# Source records:
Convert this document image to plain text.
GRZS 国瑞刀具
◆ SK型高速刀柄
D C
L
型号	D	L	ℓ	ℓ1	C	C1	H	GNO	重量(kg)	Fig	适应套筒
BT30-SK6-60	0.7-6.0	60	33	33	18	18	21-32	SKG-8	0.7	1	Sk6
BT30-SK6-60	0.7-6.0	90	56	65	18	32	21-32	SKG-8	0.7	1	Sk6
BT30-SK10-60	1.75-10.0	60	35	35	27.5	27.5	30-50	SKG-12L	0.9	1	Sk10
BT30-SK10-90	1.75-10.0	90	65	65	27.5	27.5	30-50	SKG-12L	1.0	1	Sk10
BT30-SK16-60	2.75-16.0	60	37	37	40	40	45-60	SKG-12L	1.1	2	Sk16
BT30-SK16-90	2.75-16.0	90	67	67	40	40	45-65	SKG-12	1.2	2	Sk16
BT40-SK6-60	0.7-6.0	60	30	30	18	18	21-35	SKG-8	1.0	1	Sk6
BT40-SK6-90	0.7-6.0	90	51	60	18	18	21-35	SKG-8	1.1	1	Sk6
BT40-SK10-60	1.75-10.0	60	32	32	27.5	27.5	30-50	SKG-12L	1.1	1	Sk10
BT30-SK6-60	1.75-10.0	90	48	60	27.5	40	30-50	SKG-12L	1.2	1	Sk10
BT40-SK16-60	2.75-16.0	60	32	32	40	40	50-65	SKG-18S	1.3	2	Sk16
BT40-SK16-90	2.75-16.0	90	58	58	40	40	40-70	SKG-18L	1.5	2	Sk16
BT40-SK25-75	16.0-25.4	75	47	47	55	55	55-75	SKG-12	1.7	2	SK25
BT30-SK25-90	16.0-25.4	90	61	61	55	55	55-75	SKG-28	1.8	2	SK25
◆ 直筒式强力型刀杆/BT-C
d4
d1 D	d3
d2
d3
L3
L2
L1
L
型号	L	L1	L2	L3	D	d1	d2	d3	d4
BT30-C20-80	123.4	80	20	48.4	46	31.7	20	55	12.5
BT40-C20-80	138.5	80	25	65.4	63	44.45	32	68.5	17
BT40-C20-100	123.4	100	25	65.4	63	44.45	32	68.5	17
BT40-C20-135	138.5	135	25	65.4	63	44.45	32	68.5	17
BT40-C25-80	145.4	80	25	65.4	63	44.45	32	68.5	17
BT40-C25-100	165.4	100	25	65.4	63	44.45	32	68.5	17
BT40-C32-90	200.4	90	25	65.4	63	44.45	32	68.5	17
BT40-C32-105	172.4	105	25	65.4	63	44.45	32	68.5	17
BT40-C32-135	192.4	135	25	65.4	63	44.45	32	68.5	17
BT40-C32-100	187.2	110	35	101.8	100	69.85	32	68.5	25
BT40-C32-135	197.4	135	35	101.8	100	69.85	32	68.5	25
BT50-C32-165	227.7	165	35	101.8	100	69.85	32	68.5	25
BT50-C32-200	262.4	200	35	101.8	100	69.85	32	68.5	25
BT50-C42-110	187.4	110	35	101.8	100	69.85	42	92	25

# What you are asked to do:
Generate an exact reproduction of all entries.

# Worked answer:
Convert this document image to plain text.
GRZS 国瑞刀具
◆ SK型高速刀柄
D C
L
型号	D	L	ℓ	ℓ1	C	C1	H	GNO	重量(kg)	Fig	适应套筒
BT30-SK6-60	0.7-6.0	60	33	33	18	18	21-32	SKG-8	0.7	1	Sk6
BT30-SK6-60	0.7-6.0	90	56	65	18	32	21-32	SKG-8	0.7	1	Sk6
BT30-SK10-60	1.75-10.0	60	35	35	27.5	27.5	30-50	SKG-12L	0.9	1	Sk10
BT30-SK10-90	1.75-10.0	90	65	65	27.5	27.5	30-50	SKG-12L	1.0	1	Sk10
BT30-SK16-60	2.75-16.0	60	37	37	40	40	45-60	SKG-12L	1.1	2	Sk16
BT30-SK16-90	2.75-16.0	90	67	67	40	40	45-65	SKG-12	1.2	2	Sk16
BT40-SK6-60	0.7-6.0	60	30	30	18	18	21-35	SKG-8	1.0	1	Sk6
BT40-SK6-90	0.7-6.0	90	51	60	18	18	21-35	SKG-8	1.1	1	Sk6
BT40-SK10-60	1.75-10.0	60	32	32	27.5	27.5	30-50	SKG-12L	1.1	1	Sk10
BT30-SK6-60	1.75-10.0	90	48	60	27.5	40	30-50	SKG-12L	1.2	1	Sk10
BT40-SK16-60	2.75-16.0	60	32	32	40	40	50-65	SKG-18S	1.3	2	Sk16
BT40-SK16-90	2.75-16.0	90	58	58	40	40	40-70	SKG-18L	1.5	2	Sk16
BT40-SK25-75	16.0-25.4	75	47	47	55	55	55-75	SKG-12	1.7	2	SK25
BT30-SK25-90	16.0-25.4	90	61	61	55	55	55-75	SKG-28	1.8	2	SK25
◆ 直筒式强力型刀杆/BT-C
d4
d1 D	d3
d2
d3
L3
L2
L1
L
型号	L	L1	L2	L3	D	d1	d2	d3	d4
BT30-C20-80	123.4	80	20	48.4	46	31.7	20	55	12.5
BT40-C20-80	138.5	80	25	65.4	63	44.45	32	68.5	17
BT40-C20-100	123.4	100	25	65.4	63	44.45	32	68.5	17
BT40-C20-135	138.5	135	25	65.4	63	44.45	32	68.5	17
BT40-C25-80	145.4	80	25	65.4	63	44.45	32	68.5	17
BT40-C25-100	165.4	100	25	65.4	63	44.45	32	68.5	17
BT40-C32-90	200.4	90	25	65.4	63	44.45	32	68.5	17
BT40-C32-105	172.4	105	25	65.4	63	44.45	32	68.5	17
BT40-C32-135	192.4	135	25	65.4	63	44.45	32	68.5	17
BT40-C32-100	187.2	110	35	101.8	100	69.85	32	68.5	25
BT40-C32-135	197.4	135	35	101.8	100	69.85	32	68.5	25
BT50-C32-165	227.7	165	35	101.8	100	69.85	32	68.5	25
BT50-C32-200	262.4	200	35	101.8	100	69.85	32	68.5	25
BT50-C42-110	187.4	110	35	101.8	100	69.85	42	92	25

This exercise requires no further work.